[Stored data]
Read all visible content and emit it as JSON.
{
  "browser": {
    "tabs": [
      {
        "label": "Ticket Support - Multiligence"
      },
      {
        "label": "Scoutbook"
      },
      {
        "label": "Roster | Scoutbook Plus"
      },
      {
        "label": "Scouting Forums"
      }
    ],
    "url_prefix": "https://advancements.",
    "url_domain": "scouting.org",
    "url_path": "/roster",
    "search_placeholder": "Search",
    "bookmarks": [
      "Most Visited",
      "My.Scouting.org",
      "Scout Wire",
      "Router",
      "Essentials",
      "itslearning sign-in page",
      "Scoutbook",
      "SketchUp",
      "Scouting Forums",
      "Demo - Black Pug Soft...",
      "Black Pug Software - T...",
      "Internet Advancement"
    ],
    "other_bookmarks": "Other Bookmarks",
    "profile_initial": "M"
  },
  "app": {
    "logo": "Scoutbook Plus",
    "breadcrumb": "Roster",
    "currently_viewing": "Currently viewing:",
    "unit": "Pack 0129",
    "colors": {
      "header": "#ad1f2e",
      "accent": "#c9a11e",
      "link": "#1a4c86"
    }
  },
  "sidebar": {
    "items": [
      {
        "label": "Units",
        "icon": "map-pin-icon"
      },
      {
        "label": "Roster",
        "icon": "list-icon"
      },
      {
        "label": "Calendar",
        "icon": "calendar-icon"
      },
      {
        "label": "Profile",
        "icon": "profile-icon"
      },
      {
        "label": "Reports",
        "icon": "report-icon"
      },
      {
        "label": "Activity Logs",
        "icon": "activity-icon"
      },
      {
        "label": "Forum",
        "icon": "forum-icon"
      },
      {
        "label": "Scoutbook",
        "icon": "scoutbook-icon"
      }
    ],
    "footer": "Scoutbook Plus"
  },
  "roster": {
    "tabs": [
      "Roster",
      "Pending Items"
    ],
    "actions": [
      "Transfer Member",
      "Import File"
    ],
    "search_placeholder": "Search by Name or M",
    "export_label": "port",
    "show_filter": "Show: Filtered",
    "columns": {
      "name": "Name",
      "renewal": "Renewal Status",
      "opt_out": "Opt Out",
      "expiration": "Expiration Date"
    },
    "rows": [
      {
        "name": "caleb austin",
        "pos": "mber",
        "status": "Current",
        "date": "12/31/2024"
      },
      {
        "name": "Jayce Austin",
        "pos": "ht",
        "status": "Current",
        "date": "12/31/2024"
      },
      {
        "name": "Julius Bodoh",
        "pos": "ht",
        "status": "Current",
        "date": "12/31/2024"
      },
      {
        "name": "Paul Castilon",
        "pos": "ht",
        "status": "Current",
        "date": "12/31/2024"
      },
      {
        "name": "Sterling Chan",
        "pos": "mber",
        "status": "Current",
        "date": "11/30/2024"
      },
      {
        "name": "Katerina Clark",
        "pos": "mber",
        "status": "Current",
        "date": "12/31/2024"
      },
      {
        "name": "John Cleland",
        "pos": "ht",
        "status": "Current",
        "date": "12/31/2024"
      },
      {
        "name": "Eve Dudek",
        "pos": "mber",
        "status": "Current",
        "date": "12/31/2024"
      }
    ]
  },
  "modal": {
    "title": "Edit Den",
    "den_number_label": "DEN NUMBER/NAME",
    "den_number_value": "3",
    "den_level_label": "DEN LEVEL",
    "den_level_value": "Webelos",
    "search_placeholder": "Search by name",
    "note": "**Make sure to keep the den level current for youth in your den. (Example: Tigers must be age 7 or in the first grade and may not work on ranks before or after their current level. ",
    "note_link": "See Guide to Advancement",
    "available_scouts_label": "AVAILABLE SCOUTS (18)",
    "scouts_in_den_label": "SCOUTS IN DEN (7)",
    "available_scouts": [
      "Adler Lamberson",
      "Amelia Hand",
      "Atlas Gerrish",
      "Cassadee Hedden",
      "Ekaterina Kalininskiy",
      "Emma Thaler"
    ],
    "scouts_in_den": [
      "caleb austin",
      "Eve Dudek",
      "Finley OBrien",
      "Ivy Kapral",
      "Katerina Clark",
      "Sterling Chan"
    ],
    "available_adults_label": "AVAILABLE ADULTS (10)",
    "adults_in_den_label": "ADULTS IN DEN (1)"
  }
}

Written exercise ▸
Retype the entries one by one, exactly.

Answer for the task ▸
Read all visible content and emit it as JSON.
{
  "browser": {
    "tabs": [
      {
        "label": "Ticket Support - Multiligence"
      },
      {
        "label": "Scoutbook"
      },
      {
        "label": "Roster | Scoutbook Plus"
      },
      {
        "label": "Scouting Forums"
      }
    ],
    "url_prefix": "https://advancements.",
    "url_domain": "scouting.org",
    "url_path": "/roster",
    "search_placeholder": "Search",
    "bookmarks": [
      "Most Visited",
      "My.Scouting.org",
      "Scout Wire",
      "Router",
      "Essentials",
      "itslearning sign-in page",
      "Scoutbook",
      "SketchUp",
      "Scouting Forums",
      "Demo - Black Pug Soft...",
      "Black Pug Software - T...",
      "Internet Advancement"
    ],
    "other_bookmarks": "Other Bookmarks",
    "profile_initial": "M"
  },
  "app": {
    "logo": "Scoutbook Plus",
    "breadcrumb": "Roster",
    "currently_viewing": "Currently viewing:",
    "unit": "Pack 0129",
    "colors": {
      "header": "#ad1f2e",
      "accent": "#c9a11e",
      "link": "#1a4c86"
    }
  },
  "sidebar": {
    "items": [
      {
        "label": "Units",
        "icon": "map-pin-icon"
      },
      {
        "label": "Roster",
        "icon": "list-icon"
      },
      {
        "label": "Calendar",
        "icon": "calendar-icon"
      },
      {
        "label": "Profile",
        "icon": "profile-icon"
      },
      {
        "label": "Reports",
        "icon": "report-icon"
      },
      {
        "label": "Activity Logs",
        "icon": "activity-icon"
      },
      {
        "label": "Forum",
        "icon": "forum-icon"
      },
      {
        "label": "Scoutbook",
        "icon": "scoutbook-icon"
      }
    ],
    "footer": "Scoutbook Plus"
  },
  "roster": {
    "tabs": [
      "Roster",
      "Pending Items"
    ],
    "actions": [
      "Transfer Member",
      "Import File"
    ],
    "search_placeholder": "Search by Name or M",
    "export_label": "port",
    "show_filter": "Show: Filtered",
    "columns": {
      "name": "Name",
      "renewal": "Renewal Status",
      "opt_out": "Opt Out",
      "expiration": "Expiration Date"
    },
    "rows": [
      {
        "name": "caleb austin",
        "pos": "mber",
        "status": "Current",
        "date": "12/31/2024"
      },
      {
        "name": "Jayce Austin",
        "pos": "ht",
        "status": "Current",
        "date": "12/31/2024"
      },
      {
        "name": "Julius Bodoh",
        "pos": "ht",
        "status": "Current",
        "date": "12/31/2024"
      },
      {
        "name": "Paul Castilon",
        "pos": "ht",
        "status": "Current",
        "date": "12/31/2024"
      },
      {
        "name": "Sterling Chan",
        "pos": "mber",
        "status": "Current",
        "date": "11/30/2024"
      },
      {
        "name": "Katerina Clark",
        "pos": "mber",
        "status": "Current",
        "date": "12/31/2024"
      },
      {
        "name": "John Cleland",
        "pos": "ht",
        "status": "Current",
        "date": "12/31/2024"
      },
      {
        "name": "Eve Dudek",
        "pos": "mber",
        "status": "Current",
        "date": "12/31/2024"
      }
    ]
  },
  "modal": {
    "title": "Edit Den",
    "den_number_label": "DEN NUMBER/NAME",
    "den_number_value": "3",
    "den_level_label": "DEN LEVEL",
    "den_level_value": "Webelos",
    "search_placeholder": "Search by name",
    "note": "**Make sure to keep the den level current for youth in your den. (Example: Tigers must be age 7 or in the first grade and may not work on ranks before or after their current level. ",
    "note_link": "See Guide to Advancement",
    "available_scouts_label": "AVAILABLE SCOUTS (18)",
    "scouts_in_den_label": "SCOUTS IN DEN (7)",
    "available_scouts": [
      "Adler Lamberson",
      "Amelia Hand",
      "Atlas Gerrish",
      "Cassadee Hedden",
      "Ekaterina Kalininskiy",
      "Emma Thaler"
    ],
    "scouts_in_den": [
      "caleb austin",
      "Eve Dudek",
      "Finley OBrien",
      "Ivy Kapral",
      "Katerina Clark",
      "Sterling Chan"
    ],
    "available_adults_label": "AVAILABLE ADULTS (10)",
    "adults_in_den_label": "ADULTS IN DEN (1)"
  }
}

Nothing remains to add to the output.